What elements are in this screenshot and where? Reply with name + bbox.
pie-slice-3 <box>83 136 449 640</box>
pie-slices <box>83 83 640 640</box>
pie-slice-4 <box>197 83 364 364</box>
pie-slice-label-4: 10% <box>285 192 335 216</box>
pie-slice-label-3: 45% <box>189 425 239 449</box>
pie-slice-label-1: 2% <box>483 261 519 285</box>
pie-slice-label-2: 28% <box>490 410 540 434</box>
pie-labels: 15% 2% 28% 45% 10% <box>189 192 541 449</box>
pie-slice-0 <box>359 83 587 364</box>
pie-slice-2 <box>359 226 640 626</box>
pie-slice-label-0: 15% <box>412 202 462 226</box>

○ ○ ○ ○ ○ ○ ○

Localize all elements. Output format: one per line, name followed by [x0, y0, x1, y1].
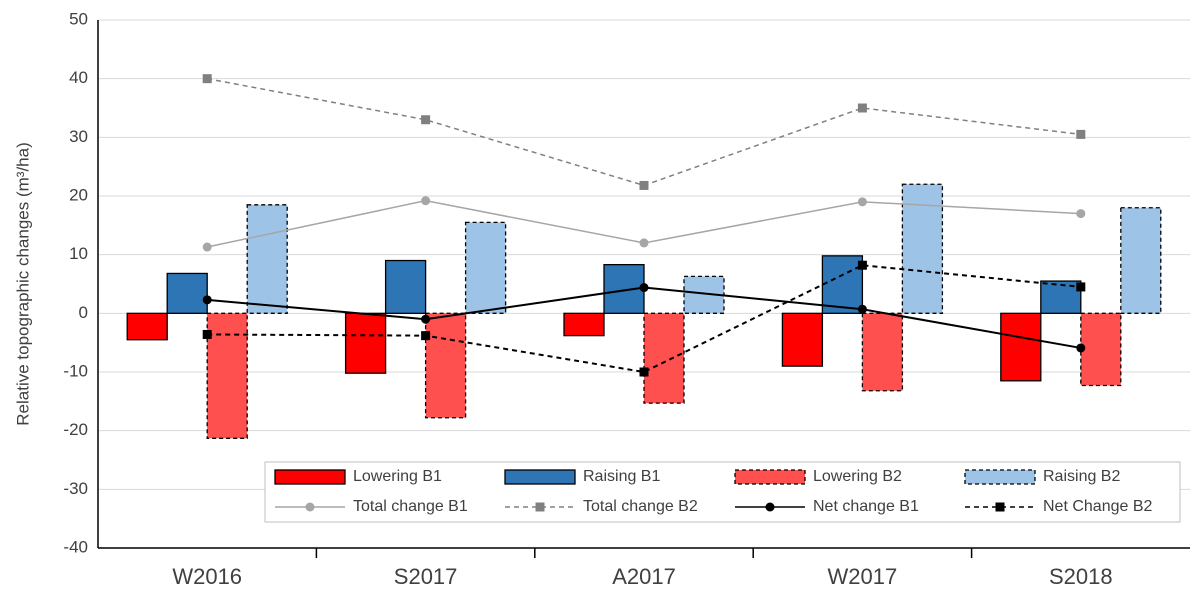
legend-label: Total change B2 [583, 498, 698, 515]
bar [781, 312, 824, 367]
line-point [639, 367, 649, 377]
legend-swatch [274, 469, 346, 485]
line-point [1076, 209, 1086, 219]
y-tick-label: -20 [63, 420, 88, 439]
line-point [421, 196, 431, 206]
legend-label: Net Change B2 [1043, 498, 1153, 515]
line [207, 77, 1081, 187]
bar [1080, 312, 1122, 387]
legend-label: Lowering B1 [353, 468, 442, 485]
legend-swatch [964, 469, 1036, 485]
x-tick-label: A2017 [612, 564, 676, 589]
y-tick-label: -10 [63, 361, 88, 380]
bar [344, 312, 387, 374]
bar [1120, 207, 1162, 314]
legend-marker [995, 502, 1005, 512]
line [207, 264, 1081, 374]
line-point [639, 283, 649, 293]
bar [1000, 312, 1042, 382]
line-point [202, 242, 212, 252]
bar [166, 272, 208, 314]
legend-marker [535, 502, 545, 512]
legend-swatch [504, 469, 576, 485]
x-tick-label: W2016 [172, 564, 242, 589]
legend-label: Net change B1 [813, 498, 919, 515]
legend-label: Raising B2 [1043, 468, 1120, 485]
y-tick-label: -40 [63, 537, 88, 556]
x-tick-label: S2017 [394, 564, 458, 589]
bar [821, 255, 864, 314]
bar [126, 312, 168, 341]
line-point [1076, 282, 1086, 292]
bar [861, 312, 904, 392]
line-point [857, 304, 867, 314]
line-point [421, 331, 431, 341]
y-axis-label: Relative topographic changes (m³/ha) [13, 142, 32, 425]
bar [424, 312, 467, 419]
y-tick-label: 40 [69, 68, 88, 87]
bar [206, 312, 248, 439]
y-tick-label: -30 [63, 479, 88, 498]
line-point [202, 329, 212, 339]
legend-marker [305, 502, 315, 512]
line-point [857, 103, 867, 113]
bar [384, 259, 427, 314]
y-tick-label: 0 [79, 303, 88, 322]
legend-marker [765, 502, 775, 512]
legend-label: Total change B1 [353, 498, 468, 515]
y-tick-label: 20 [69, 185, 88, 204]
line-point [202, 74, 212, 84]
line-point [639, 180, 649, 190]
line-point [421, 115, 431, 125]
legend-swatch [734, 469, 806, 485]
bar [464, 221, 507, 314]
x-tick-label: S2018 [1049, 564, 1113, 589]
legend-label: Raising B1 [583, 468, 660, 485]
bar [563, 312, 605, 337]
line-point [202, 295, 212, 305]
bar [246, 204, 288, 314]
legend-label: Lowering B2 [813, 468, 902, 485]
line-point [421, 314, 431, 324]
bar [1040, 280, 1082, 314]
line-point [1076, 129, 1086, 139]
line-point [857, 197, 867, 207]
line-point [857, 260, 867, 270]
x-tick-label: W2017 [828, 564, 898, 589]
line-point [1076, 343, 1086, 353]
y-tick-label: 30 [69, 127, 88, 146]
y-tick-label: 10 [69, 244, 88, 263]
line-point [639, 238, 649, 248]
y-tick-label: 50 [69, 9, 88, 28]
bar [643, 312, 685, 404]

○ ○ ○ ○ ○ ○ ○

PROMPT: Locate every line in the records above that contains the string "Lowering", treating case as significant, and copy each of those lines.

ANSWER TO THIS EXERCISE:
legend-label: Lowering B1 [353, 468, 442, 485]
legend-label: Lowering B2 [813, 468, 902, 485]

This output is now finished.